#### PROMPT:
Below are records to be output exactly, every one of them.

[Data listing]
▼
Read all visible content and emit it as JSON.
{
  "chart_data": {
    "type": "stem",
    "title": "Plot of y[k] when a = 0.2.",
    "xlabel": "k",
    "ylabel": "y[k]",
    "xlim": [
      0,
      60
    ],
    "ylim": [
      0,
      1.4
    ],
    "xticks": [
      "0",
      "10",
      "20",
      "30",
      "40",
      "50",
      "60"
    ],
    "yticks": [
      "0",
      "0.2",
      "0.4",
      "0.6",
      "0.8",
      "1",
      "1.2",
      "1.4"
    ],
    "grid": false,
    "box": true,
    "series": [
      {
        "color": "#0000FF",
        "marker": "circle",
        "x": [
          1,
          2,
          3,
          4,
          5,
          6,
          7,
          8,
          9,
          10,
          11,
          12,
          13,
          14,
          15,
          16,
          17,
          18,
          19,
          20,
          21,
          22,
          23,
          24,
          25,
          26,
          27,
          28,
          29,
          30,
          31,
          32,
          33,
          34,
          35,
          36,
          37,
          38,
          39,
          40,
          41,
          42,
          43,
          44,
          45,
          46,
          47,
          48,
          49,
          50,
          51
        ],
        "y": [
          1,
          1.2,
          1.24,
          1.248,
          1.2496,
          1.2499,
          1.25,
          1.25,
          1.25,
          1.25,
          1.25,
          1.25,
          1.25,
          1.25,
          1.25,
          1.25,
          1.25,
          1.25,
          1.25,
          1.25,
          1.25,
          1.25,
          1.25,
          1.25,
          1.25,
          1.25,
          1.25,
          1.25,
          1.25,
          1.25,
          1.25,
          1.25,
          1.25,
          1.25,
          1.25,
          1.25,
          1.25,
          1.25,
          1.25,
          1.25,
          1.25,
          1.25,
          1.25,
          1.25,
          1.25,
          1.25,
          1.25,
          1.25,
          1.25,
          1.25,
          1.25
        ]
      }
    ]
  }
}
▲
#### RESULT OF THE EXERCISE:
Read all visible content and emit it as JSON.
{
  "chart_data": {
    "type": "stem",
    "title": "Plot of y[k] when a = 0.2.",
    "xlabel": "k",
    "ylabel": "y[k]",
    "xlim": [
      0,
      60
    ],
    "ylim": [
      0,
      1.4
    ],
    "xticks": [
      "0",
      "10",
      "20",
      "30",
      "40",
      "50",
      "60"
    ],
    "yticks": [
      "0",
      "0.2",
      "0.4",
      "0.6",
      "0.8",
      "1",
      "1.2",
      "1.4"
    ],
    "grid": false,
    "box": true,
    "series": [
      {
        "color": "#0000FF",
        "marker": "circle",
        "x": [
          1,
          2,
          3,
          4,
          5,
          6,
          7,
          8,
          9,
          10,
          11,
          12,
          13,
          14,
          15,
          16,
          17,
          18,
          19,
          20,
          21,
          22,
          23,
          24,
          25,
          26,
          27,
          28,
          29,
          30,
          31,
          32,
          33,
          34,
          35,
          36,
          37,
          38,
          39,
          40,
          41,
          42,
          43,
          44,
          45,
          46,
          47,
          48,
          49,
          50,
          51
        ],
        "y": [
          1,
          1.2,
          1.24,
          1.248,
          1.2496,
          1.2499,
          1.25,
          1.25,
          1.25,
          1.25,
          1.25,
          1.25,
          1.25,
          1.25,
          1.25,
          1.25,
          1.25,
          1.25,
          1.25,
          1.25,
          1.25,
          1.25,
          1.25,
          1.25,
          1.25,
          1.25,
          1.25,
          1.25,
          1.25,
          1.25,
          1.25,
          1.25,
          1.25,
          1.25,
          1.25,
          1.25,
          1.25,
          1.25,
          1.25,
          1.25,
          1.25,
          1.25,
          1.25,
          1.25,
          1.25,
          1.25,
          1.25,
          1.25,
          1.25,
          1.25,
          1.25
        ]
      }
    ]
  }
}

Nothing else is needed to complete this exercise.